> _INSTRUCTIONS TO FOLLOW_:
Copy all of the material below exactly.
** start of MATERIAL PROVIDED **
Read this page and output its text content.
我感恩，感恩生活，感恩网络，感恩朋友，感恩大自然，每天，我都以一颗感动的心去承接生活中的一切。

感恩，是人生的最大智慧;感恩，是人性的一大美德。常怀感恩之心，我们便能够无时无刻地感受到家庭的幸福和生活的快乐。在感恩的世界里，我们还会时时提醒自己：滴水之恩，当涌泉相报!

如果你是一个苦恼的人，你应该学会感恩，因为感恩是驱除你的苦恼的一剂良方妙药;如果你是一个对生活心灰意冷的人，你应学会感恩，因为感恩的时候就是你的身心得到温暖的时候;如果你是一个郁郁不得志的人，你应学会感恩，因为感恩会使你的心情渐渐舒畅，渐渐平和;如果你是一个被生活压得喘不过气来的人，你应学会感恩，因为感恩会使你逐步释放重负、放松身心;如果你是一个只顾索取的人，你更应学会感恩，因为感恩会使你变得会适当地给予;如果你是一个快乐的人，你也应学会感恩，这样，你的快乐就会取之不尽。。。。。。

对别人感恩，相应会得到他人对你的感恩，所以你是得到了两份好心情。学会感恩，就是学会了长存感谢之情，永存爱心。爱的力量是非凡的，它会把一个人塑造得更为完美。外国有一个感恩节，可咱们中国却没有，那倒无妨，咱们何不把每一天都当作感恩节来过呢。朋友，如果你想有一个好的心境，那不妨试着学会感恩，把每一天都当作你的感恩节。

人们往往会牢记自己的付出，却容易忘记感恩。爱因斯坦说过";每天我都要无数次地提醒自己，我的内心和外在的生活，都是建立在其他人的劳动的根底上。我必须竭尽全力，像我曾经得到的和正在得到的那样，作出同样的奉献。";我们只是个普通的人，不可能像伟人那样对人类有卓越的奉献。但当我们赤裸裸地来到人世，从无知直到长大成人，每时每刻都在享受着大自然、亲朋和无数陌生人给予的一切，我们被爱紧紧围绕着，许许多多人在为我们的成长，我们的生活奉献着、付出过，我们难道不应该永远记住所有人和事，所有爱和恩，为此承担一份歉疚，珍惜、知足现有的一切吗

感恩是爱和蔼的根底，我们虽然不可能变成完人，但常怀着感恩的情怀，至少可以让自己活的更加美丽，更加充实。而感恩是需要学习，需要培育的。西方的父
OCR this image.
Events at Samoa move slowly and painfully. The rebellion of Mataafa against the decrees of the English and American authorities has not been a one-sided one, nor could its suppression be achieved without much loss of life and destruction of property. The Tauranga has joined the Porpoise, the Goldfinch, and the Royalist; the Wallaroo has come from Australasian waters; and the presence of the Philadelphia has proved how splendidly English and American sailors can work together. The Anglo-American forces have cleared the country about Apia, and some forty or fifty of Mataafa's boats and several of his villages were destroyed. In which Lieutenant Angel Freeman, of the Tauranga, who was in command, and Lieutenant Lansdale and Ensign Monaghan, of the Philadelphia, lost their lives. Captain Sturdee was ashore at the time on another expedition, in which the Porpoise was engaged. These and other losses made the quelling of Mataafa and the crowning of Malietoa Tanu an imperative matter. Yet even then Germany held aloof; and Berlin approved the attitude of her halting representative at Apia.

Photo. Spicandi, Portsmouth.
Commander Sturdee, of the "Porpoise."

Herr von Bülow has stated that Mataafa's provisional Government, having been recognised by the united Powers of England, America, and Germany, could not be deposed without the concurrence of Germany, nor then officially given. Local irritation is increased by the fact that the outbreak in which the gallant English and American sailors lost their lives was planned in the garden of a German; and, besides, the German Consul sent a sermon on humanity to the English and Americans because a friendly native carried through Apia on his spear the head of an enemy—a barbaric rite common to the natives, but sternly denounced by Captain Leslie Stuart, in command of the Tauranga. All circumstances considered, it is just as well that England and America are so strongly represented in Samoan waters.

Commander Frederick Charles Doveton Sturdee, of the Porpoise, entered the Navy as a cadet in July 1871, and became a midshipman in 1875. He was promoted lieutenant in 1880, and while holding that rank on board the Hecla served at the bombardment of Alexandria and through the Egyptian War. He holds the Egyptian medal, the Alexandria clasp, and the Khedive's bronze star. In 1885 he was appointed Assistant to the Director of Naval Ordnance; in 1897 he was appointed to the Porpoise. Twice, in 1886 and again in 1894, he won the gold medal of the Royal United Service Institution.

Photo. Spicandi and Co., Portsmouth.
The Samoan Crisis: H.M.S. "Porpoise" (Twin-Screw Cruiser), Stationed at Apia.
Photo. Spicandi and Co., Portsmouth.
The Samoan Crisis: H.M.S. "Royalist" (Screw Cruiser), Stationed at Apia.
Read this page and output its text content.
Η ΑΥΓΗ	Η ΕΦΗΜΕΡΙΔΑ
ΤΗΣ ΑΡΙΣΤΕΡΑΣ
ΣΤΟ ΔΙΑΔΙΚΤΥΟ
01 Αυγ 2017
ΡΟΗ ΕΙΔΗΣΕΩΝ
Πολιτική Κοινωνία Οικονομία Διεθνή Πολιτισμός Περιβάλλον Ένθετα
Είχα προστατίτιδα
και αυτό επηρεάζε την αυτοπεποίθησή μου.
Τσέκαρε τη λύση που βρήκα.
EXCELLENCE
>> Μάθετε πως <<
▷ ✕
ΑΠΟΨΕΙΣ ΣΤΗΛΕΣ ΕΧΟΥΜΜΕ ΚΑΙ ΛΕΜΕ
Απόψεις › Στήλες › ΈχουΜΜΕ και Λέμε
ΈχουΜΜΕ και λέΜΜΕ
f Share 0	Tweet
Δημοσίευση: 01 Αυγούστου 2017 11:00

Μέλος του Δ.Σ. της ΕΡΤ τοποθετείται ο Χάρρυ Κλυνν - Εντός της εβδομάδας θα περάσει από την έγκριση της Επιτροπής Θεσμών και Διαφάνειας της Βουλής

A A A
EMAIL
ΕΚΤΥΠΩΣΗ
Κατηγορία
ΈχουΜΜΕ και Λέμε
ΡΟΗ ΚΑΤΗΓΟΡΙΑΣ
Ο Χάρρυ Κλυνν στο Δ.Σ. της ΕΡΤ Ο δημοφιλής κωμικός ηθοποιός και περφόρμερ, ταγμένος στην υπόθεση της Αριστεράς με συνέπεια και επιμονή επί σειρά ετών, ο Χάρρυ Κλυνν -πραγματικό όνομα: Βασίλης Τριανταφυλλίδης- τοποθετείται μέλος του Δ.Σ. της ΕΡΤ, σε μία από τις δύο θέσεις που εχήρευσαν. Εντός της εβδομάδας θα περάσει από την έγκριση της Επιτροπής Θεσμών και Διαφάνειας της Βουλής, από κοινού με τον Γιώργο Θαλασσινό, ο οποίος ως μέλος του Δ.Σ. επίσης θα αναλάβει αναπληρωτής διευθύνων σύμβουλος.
** end of MATERIAL PROVIDED **
> _RESPONSE_:
Read this page and output its text content.
我感恩，感恩生活，感恩网络，感恩朋友，感恩大自然，每天，我都以一颗感动的心去承接生活中的一切。

感恩，是人生的最大智慧;感恩，是人性的一大美德。常怀感恩之心，我们便能够无时无刻地感受到家庭的幸福和生活的快乐。在感恩的世界里，我们还会时时提醒自己：滴水之恩，当涌泉相报!

如果你是一个苦恼的人，你应该学会感恩，因为感恩是驱除你的苦恼的一剂良方妙药;如果你是一个对生活心灰意冷的人，你应学会感恩，因为感恩的时候就是你的身心得到温暖的时候;如果你是一个郁郁不得志的人，你应学会感恩，因为感恩会使你的心情渐渐舒畅，渐渐平和;如果你是一个被生活压得喘不过气来的人，你应学会感恩，因为感恩会使你逐步释放重负、放松身心;如果你是一个只顾索取的人，你更应学会感恩，因为感恩会使你变得会适当地给予;如果你是一个快乐的人，你也应学会感恩，这样，你的快乐就会取之不尽。。。。。。

对别人感恩，相应会得到他人对你的感恩，所以你是得到了两份好心情。学会感恩，就是学会了长存感谢之情，永存爱心。爱的力量是非凡的，它会把一个人塑造得更为完美。外国有一个感恩节，可咱们中国却没有，那倒无妨，咱们何不把每一天都当作感恩节来过呢。朋友，如果你想有一个好的心境，那不妨试着学会感恩，把每一天都当作你的感恩节。

人们往往会牢记自己的付出，却容易忘记感恩。爱因斯坦说过";每天我都要无数次地提醒自己，我的内心和外在的生活，都是建立在其他人的劳动的根底上。我必须竭尽全力，像我曾经得到的和正在得到的那样，作出同样的奉献。";我们只是个普通的人，不可能像伟人那样对人类有卓越的奉献。但当我们赤裸裸地来到人世，从无知直到长大成人，每时每刻都在享受着大自然、亲朋和无数陌生人给予的一切，我们被爱紧紧围绕着，许许多多人在为我们的成长，我们的生活奉献着、付出过，我们难道不应该永远记住所有人和事，所有爱和恩，为此承担一份歉疚，珍惜、知足现有的一切吗

感恩是爱和蔼的根底，我们虽然不可能变成完人，但常怀着感恩的情怀，至少可以让自己活的更加美丽，更加充实。而感恩是需要学习，需要培育的。西方的父
OCR this image.
Events at Samoa move slowly and painfully. The rebellion of Mataafa against the decrees of the English and American authorities has not been a one-sided one, nor could its suppression be achieved without much loss of life and destruction of property. The Tauranga has joined the Porpoise, the Goldfinch, and the Royalist; the Wallaroo has come from Australasian waters; and the presence of the Philadelphia has proved how splendidly English and American sailors can work together. The Anglo-American forces have cleared the country about Apia, and some forty or fifty of Mataafa's boats and several of his villages were destroyed. In which Lieutenant Angel Freeman, of the Tauranga, who was in command, and Lieutenant Lansdale and Ensign Monaghan, of the Philadelphia, lost their lives. Captain Sturdee was ashore at the time on another expedition, in which the Porpoise was engaged. These and other losses made the quelling of Mataafa and the crowning of Malietoa Tanu an imperative matter. Yet even then Germany held aloof; and Berlin approved the attitude of her halting representative at Apia.

Photo. Spicandi, Portsmouth.
Commander Sturdee, of the "Porpoise."

Herr von Bülow has stated that Mataafa's provisional Government, having been recognised by the united Powers of England, America, and Germany, could not be deposed without the concurrence of Germany, nor then officially given. Local irritation is increased by the fact that the outbreak in which the gallant English and American sailors lost their lives was planned in the garden of a German; and, besides, the German Consul sent a sermon on humanity to the English and Americans because a friendly native carried through Apia on his spear the head of an enemy—a barbaric rite common to the natives, but sternly denounced by Captain Leslie Stuart, in command of the Tauranga. All circumstances considered, it is just as well that England and America are so strongly represented in Samoan waters.

Commander Frederick Charles Doveton Sturdee, of the Porpoise, entered the Navy as a cadet in July 1871, and became a midshipman in 1875. He was promoted lieutenant in 1880, and while holding that rank on board the Hecla served at the bombardment of Alexandria and through the Egyptian War. He holds the Egyptian medal, the Alexandria clasp, and the Khedive's bronze star. In 1885 he was appointed Assistant to the Director of Naval Ordnance; in 1897 he was appointed to the Porpoise. Twice, in 1886 and again in 1894, he won the gold medal of the Royal United Service Institution.

Photo. Spicandi and Co., Portsmouth.
The Samoan Crisis: H.M.S. "Porpoise" (Twin-Screw Cruiser), Stationed at Apia.
Photo. Spicandi and Co., Portsmouth.
The Samoan Crisis: H.M.S. "Royalist" (Screw Cruiser), Stationed at Apia.
Read this page and output its text content.
Η ΑΥΓΗ	Η ΕΦΗΜΕΡΙΔΑ
ΤΗΣ ΑΡΙΣΤΕΡΑΣ
ΣΤΟ ΔΙΑΔΙΚΤΥΟ
01 Αυγ 2017
ΡΟΗ ΕΙΔΗΣΕΩΝ
Πολιτική Κοινωνία Οικονομία Διεθνή Πολιτισμός Περιβάλλον Ένθετα
Είχα προστατίτιδα
και αυτό επηρεάζε την αυτοπεποίθησή μου.
Τσέκαρε τη λύση που βρήκα.
EXCELLENCE
>> Μάθετε πως <<
▷ ✕
ΑΠΟΨΕΙΣ ΣΤΗΛΕΣ ΕΧΟΥΜΜΕ ΚΑΙ ΛΕΜΕ
Απόψεις › Στήλες › ΈχουΜΜΕ και Λέμε
ΈχουΜΜΕ και λέΜΜΕ
f Share 0	Tweet
Δημοσίευση: 01 Αυγούστου 2017 11:00

Μέλος του Δ.Σ. της ΕΡΤ τοποθετείται ο Χάρρυ Κλυνν - Εντός της εβδομάδας θα περάσει από την έγκριση της Επιτροπής Θεσμών και Διαφάνειας της Βουλής

A A A
EMAIL
ΕΚΤΥΠΩΣΗ
Κατηγορία
ΈχουΜΜΕ και Λέμε
ΡΟΗ ΚΑΤΗΓΟΡΙΑΣ
Ο Χάρρυ Κλυνν στο Δ.Σ. της ΕΡΤ Ο δημοφιλής κωμικός ηθοποιός και περφόρμερ, ταγμένος στην υπόθεση της Αριστεράς με συνέπεια και επιμονή επί σειρά ετών, ο Χάρρυ Κλυνν -πραγματικό όνομα: Βασίλης Τριανταφυλλίδης- τοποθετείται μέλος του Δ.Σ. της ΕΡΤ, σε μία από τις δύο θέσεις που εχήρευσαν. Εντός της εβδομάδας θα περάσει από την έγκριση της Επιτροπής Θεσμών και Διαφάνειας της Βουλής, από κοινού με τον Γιώργο Θαλασσινό, ο οποίος ως μέλος του Δ.Σ. επίσης θα αναλάβει αναπληρωτής διευθύνων σύμβουλος.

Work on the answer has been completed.